Dataset excerpts:
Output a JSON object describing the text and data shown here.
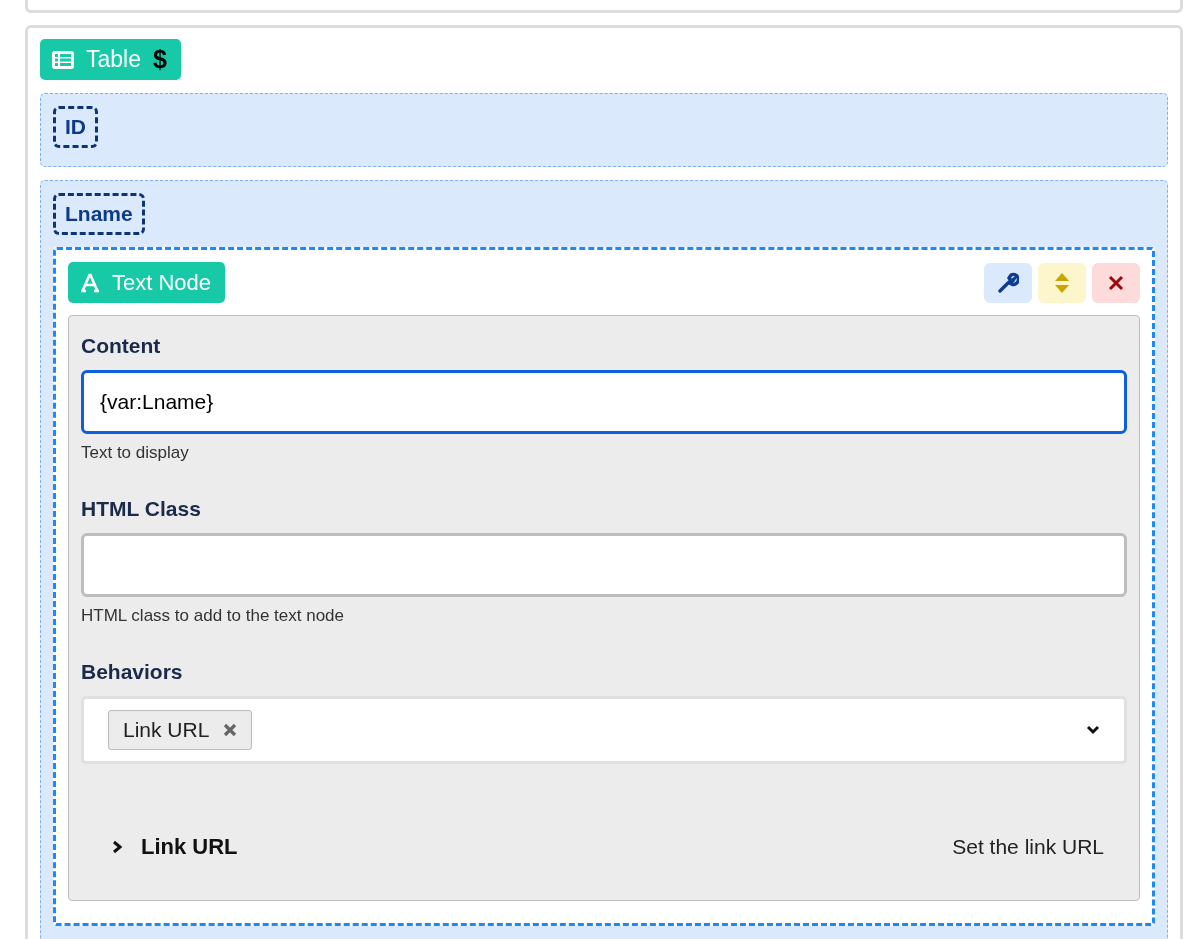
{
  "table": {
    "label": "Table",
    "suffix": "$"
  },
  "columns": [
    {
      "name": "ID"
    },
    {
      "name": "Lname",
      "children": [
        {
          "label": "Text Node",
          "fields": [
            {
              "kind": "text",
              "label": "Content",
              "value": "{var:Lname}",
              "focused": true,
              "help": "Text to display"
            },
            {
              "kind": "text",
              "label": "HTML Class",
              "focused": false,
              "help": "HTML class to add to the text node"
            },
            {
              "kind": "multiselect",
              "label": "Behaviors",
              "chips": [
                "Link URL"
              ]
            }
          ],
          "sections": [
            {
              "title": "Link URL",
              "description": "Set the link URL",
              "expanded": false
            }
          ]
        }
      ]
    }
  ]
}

The exercise:
Your task is to retype all the entries exactly and leave out any pictures.

Result below:
Output a JSON object describing the text and data shown here.
{
  "table": {
    "label": "Table",
    "suffix": "$"
  },
  "columns": [
    {
      "name": "ID"
    },
    {
      "name": "Lname",
      "children": [
        {
          "label": "Text Node",
          "fields": [
            {
              "kind": "text",
              "label": "Content",
              "value": "{var:Lname}",
              "focused": true,
              "help": "Text to display"
            },
            {
              "kind": "text",
              "label": "HTML Class",
              "focused": false,
              "help": "HTML class to add to the text node"
            },
            {
              "kind": "multiselect",
              "label": "Behaviors",
              "chips": [
                "Link URL"
              ]
            }
          ],
          "sections": [
            {
              "title": "Link URL",
              "description": "Set the link URL",
              "expanded": false
            }
          ]
        }
      ]
    }
  ]
}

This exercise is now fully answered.